» YOUR INSTRUCTIONS:
Locate every line that holds the string "label" and copy it.

(Saved data entries)
____________
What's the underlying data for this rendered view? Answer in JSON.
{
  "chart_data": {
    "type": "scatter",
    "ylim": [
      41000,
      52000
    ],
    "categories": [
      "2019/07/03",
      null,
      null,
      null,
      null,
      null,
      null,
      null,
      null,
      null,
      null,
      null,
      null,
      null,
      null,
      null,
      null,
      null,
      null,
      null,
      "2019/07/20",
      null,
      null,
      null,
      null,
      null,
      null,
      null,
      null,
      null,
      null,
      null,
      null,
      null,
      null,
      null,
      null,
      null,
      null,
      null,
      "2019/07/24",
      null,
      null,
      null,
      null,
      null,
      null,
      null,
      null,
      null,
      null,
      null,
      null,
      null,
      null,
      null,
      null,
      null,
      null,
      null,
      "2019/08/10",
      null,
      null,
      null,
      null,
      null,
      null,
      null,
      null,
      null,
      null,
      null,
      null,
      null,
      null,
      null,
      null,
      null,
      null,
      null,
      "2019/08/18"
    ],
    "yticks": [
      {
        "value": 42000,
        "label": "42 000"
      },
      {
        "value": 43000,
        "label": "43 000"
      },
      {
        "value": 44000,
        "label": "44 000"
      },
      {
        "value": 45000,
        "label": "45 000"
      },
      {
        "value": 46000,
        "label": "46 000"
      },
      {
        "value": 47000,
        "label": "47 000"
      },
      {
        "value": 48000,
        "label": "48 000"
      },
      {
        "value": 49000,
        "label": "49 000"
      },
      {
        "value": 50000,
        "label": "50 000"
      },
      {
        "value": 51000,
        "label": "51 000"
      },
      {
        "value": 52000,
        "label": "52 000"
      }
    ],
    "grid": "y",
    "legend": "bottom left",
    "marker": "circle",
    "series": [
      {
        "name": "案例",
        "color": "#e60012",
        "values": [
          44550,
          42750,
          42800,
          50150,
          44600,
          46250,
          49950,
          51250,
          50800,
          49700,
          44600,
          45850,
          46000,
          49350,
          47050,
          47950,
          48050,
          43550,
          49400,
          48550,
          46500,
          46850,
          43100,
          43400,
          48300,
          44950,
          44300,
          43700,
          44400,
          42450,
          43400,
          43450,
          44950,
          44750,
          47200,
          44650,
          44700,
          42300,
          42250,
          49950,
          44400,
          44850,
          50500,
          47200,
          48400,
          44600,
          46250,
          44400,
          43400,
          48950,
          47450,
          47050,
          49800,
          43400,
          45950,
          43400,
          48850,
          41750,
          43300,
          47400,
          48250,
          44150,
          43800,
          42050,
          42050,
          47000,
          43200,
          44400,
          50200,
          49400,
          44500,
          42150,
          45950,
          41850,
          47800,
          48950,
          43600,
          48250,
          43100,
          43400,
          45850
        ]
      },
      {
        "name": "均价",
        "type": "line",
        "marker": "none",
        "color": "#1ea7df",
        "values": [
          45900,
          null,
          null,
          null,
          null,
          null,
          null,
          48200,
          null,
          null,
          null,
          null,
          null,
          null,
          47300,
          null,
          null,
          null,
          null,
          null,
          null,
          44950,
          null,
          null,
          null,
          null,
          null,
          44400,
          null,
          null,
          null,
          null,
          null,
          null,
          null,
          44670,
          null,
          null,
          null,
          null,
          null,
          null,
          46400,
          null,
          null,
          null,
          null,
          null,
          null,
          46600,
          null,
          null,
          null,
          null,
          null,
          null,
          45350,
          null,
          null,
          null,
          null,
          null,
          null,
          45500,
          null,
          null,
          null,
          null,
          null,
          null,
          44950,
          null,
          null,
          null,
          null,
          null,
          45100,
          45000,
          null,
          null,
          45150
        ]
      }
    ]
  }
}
____________
» ANSWER TO THE EXERCISE:
        "label": "42 000"
        "label": "43 000"
        "label": "44 000"
        "label": "45 000"
        "label": "46 000"
        "label": "47 000"
        "label": "48 000"
        "label": "49 000"
        "label": "50 000"
        "label": "51 000"
        "label": "52 000"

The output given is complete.